─── DATA ROWS ───

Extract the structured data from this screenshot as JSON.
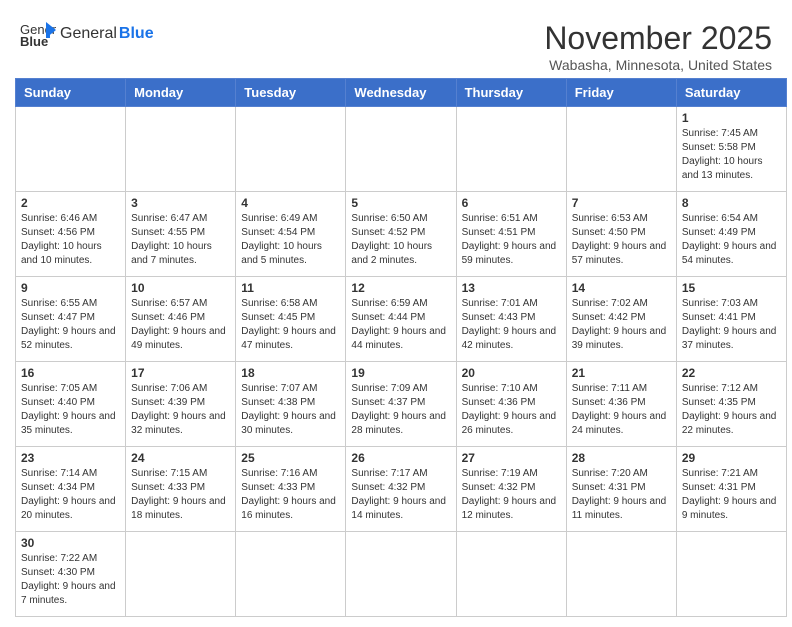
{
  "header": {
    "logo_text_regular": "General",
    "logo_text_bold": "Blue",
    "month_title": "November 2025",
    "location": "Wabasha, Minnesota, United States"
  },
  "weekdays": [
    "Sunday",
    "Monday",
    "Tuesday",
    "Wednesday",
    "Thursday",
    "Friday",
    "Saturday"
  ],
  "weeks": [
    [
      null,
      null,
      null,
      null,
      null,
      null,
      {
        "day": "1",
        "sunrise": "7:45 AM",
        "sunset": "5:58 PM",
        "daylight": "10 hours and 13 minutes."
      }
    ],
    [
      {
        "day": "2",
        "sunrise": "6:46 AM",
        "sunset": "4:56 PM",
        "daylight": "10 hours and 10 minutes."
      },
      {
        "day": "3",
        "sunrise": "6:47 AM",
        "sunset": "4:55 PM",
        "daylight": "10 hours and 7 minutes."
      },
      {
        "day": "4",
        "sunrise": "6:49 AM",
        "sunset": "4:54 PM",
        "daylight": "10 hours and 5 minutes."
      },
      {
        "day": "5",
        "sunrise": "6:50 AM",
        "sunset": "4:52 PM",
        "daylight": "10 hours and 2 minutes."
      },
      {
        "day": "6",
        "sunrise": "6:51 AM",
        "sunset": "4:51 PM",
        "daylight": "9 hours and 59 minutes."
      },
      {
        "day": "7",
        "sunrise": "6:53 AM",
        "sunset": "4:50 PM",
        "daylight": "9 hours and 57 minutes."
      },
      {
        "day": "8",
        "sunrise": "6:54 AM",
        "sunset": "4:49 PM",
        "daylight": "9 hours and 54 minutes."
      }
    ],
    [
      {
        "day": "9",
        "sunrise": "6:55 AM",
        "sunset": "4:47 PM",
        "daylight": "9 hours and 52 minutes."
      },
      {
        "day": "10",
        "sunrise": "6:57 AM",
        "sunset": "4:46 PM",
        "daylight": "9 hours and 49 minutes."
      },
      {
        "day": "11",
        "sunrise": "6:58 AM",
        "sunset": "4:45 PM",
        "daylight": "9 hours and 47 minutes."
      },
      {
        "day": "12",
        "sunrise": "6:59 AM",
        "sunset": "4:44 PM",
        "daylight": "9 hours and 44 minutes."
      },
      {
        "day": "13",
        "sunrise": "7:01 AM",
        "sunset": "4:43 PM",
        "daylight": "9 hours and 42 minutes."
      },
      {
        "day": "14",
        "sunrise": "7:02 AM",
        "sunset": "4:42 PM",
        "daylight": "9 hours and 39 minutes."
      },
      {
        "day": "15",
        "sunrise": "7:03 AM",
        "sunset": "4:41 PM",
        "daylight": "9 hours and 37 minutes."
      }
    ],
    [
      {
        "day": "16",
        "sunrise": "7:05 AM",
        "sunset": "4:40 PM",
        "daylight": "9 hours and 35 minutes."
      },
      {
        "day": "17",
        "sunrise": "7:06 AM",
        "sunset": "4:39 PM",
        "daylight": "9 hours and 32 minutes."
      },
      {
        "day": "18",
        "sunrise": "7:07 AM",
        "sunset": "4:38 PM",
        "daylight": "9 hours and 30 minutes."
      },
      {
        "day": "19",
        "sunrise": "7:09 AM",
        "sunset": "4:37 PM",
        "daylight": "9 hours and 28 minutes."
      },
      {
        "day": "20",
        "sunrise": "7:10 AM",
        "sunset": "4:36 PM",
        "daylight": "9 hours and 26 minutes."
      },
      {
        "day": "21",
        "sunrise": "7:11 AM",
        "sunset": "4:36 PM",
        "daylight": "9 hours and 24 minutes."
      },
      {
        "day": "22",
        "sunrise": "7:12 AM",
        "sunset": "4:35 PM",
        "daylight": "9 hours and 22 minutes."
      }
    ],
    [
      {
        "day": "23",
        "sunrise": "7:14 AM",
        "sunset": "4:34 PM",
        "daylight": "9 hours and 20 minutes."
      },
      {
        "day": "24",
        "sunrise": "7:15 AM",
        "sunset": "4:33 PM",
        "daylight": "9 hours and 18 minutes."
      },
      {
        "day": "25",
        "sunrise": "7:16 AM",
        "sunset": "4:33 PM",
        "daylight": "9 hours and 16 minutes."
      },
      {
        "day": "26",
        "sunrise": "7:17 AM",
        "sunset": "4:32 PM",
        "daylight": "9 hours and 14 minutes."
      },
      {
        "day": "27",
        "sunrise": "7:19 AM",
        "sunset": "4:32 PM",
        "daylight": "9 hours and 12 minutes."
      },
      {
        "day": "28",
        "sunrise": "7:20 AM",
        "sunset": "4:31 PM",
        "daylight": "9 hours and 11 minutes."
      },
      {
        "day": "29",
        "sunrise": "7:21 AM",
        "sunset": "4:31 PM",
        "daylight": "9 hours and 9 minutes."
      }
    ],
    [
      {
        "day": "30",
        "sunrise": "7:22 AM",
        "sunset": "4:30 PM",
        "daylight": "9 hours and 7 minutes."
      },
      null,
      null,
      null,
      null,
      null,
      null
    ]
  ]
}
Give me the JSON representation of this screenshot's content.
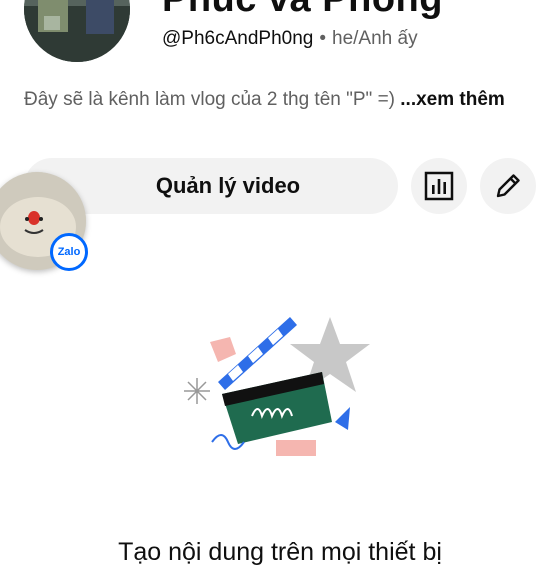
{
  "channel": {
    "name": "Phúc và Phong",
    "handle": "@Ph6cAndPh0ng",
    "separator": "•",
    "pronouns": "he/Anh ấy",
    "description": "Đây sẽ là kênh làm vlog của 2 thg tên \"P\" =)",
    "more_label": "...xem thêm"
  },
  "actions": {
    "manage_videos": "Quản lý video",
    "analytics_icon": "bar-chart-icon",
    "edit_icon": "pencil-icon"
  },
  "overlay": {
    "zalo_label": "Zalo"
  },
  "empty_state": {
    "title": "Tạo nội dung trên mọi thiết bị"
  },
  "colors": {
    "button_bg": "#f2f2f2",
    "secondary_text": "#606060",
    "zalo_blue": "#0068ff",
    "clapper_green": "#1f6b4f"
  }
}
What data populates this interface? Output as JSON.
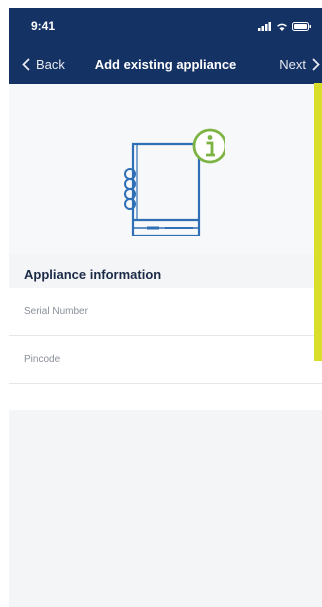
{
  "status_bar": {
    "time": "9:41",
    "icons": [
      "signal-icon",
      "wifi-icon",
      "battery-icon"
    ]
  },
  "nav": {
    "back_label": "Back",
    "title": "Add existing appliance",
    "next_label": "Next"
  },
  "section": {
    "title": "Appliance information"
  },
  "fields": [
    {
      "name": "serial-number",
      "placeholder": "Serial Number",
      "value": ""
    },
    {
      "name": "pincode",
      "placeholder": "Pincode",
      "value": ""
    }
  ],
  "colors": {
    "nav_bg": "#153265",
    "icon_blue": "#2f6fb5",
    "info_green": "#7cb342",
    "highlight": "#d9de2b"
  }
}
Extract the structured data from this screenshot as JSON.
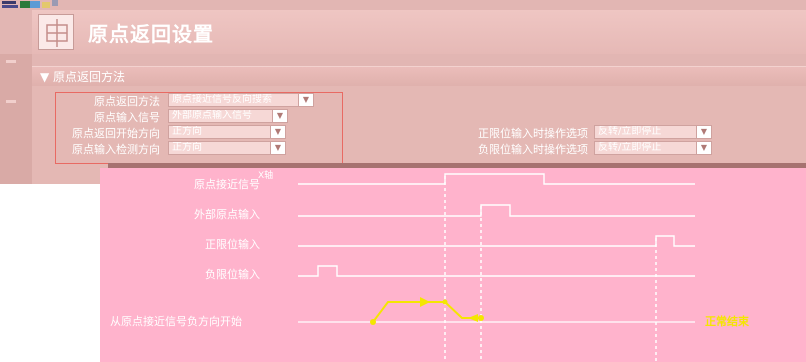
{
  "header": {
    "title": "原点返回设置"
  },
  "section": {
    "title": "▼ 原点返回方法"
  },
  "settings": {
    "method": {
      "label": "原点返回方法",
      "value": "原点接近信号反向搜索"
    },
    "signal": {
      "label": "原点输入信号",
      "value": "外部原点输入信号"
    },
    "start_dir": {
      "label": "原点返回开始方向",
      "value": "正方向"
    },
    "detect_dir": {
      "label": "原点输入检测方向",
      "value": "正方向"
    },
    "pos_limit": {
      "label": "正限位输入时操作选项",
      "value": "反转/立即停止"
    },
    "neg_limit": {
      "label": "负限位输入时操作选项",
      "value": "反转/立即停止"
    }
  },
  "diagram": {
    "signals": [
      "原点接近信号",
      "外部原点输入",
      "正限位输入",
      "负限位输入"
    ],
    "path_label": "从原点接近信号负方向开始",
    "end_label": "正常结束",
    "overlay_text": "X轴"
  }
}
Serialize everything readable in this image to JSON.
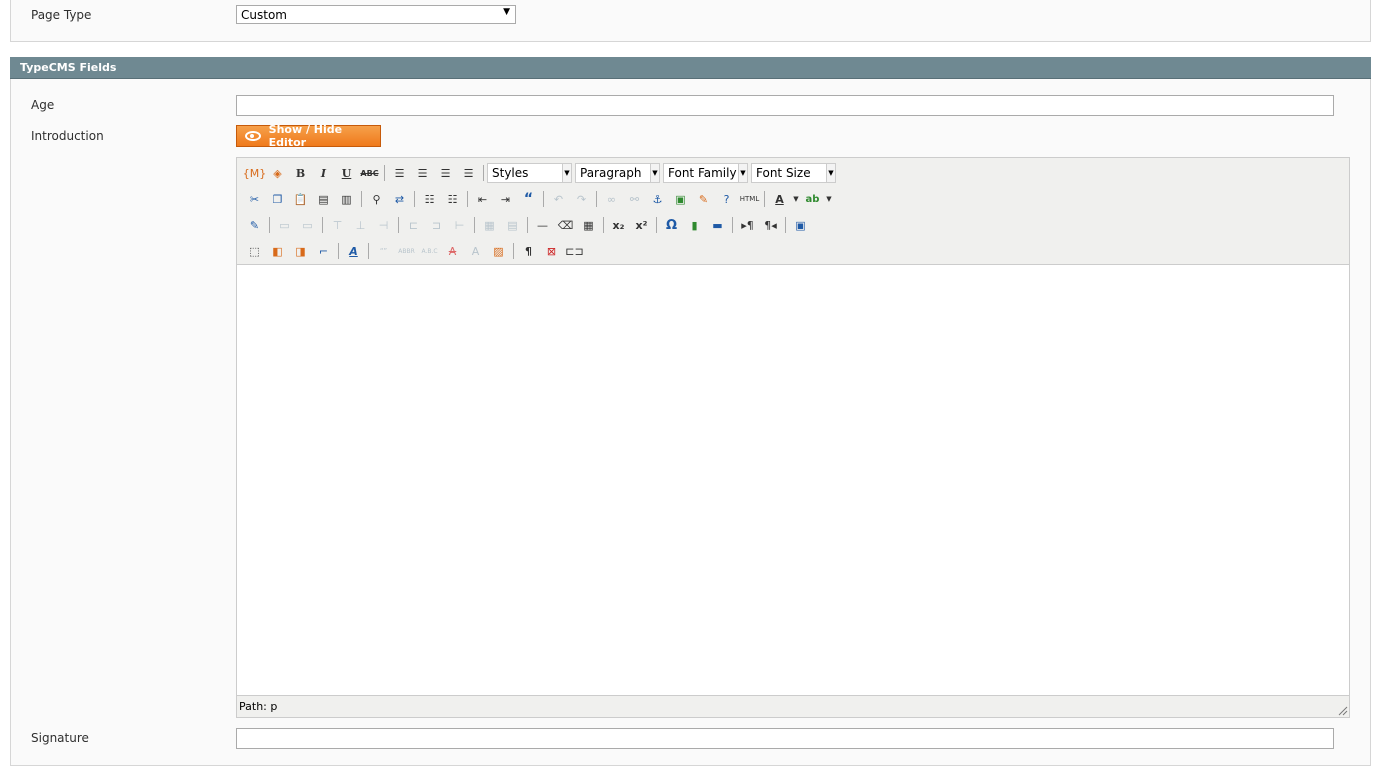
{
  "page_type": {
    "label": "Page Type",
    "value": "Custom"
  },
  "section": {
    "title": "TypeCMS Fields"
  },
  "fields": {
    "age_label": "Age",
    "introduction_label": "Introduction",
    "signature_label": "Signature"
  },
  "editor": {
    "toggle_label": "Show / Hide Editor",
    "styles": "Styles",
    "paragraph": "Paragraph",
    "font_family": "Font Family",
    "font_size": "Font Size",
    "path_label": "Path: p",
    "html_label": "HTML"
  }
}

───

> _YOUR INSTRUCTIONS_:
Print the lines from the one holding "Serialize everything readable" through the last line of the records, word for word, and omit the pictures.

> _TASK SOLUTION_:
Serialize everything readable in this image to JSON.
{
  "page_type": {
    "label": "Page Type",
    "value": "Custom"
  },
  "section": {
    "title": "TypeCMS Fields"
  },
  "fields": {
    "age_label": "Age",
    "introduction_label": "Introduction",
    "signature_label": "Signature"
  },
  "editor": {
    "toggle_label": "Show / Hide Editor",
    "styles": "Styles",
    "paragraph": "Paragraph",
    "font_family": "Font Family",
    "font_size": "Font Size",
    "path_label": "Path: p",
    "html_label": "HTML"
  }
}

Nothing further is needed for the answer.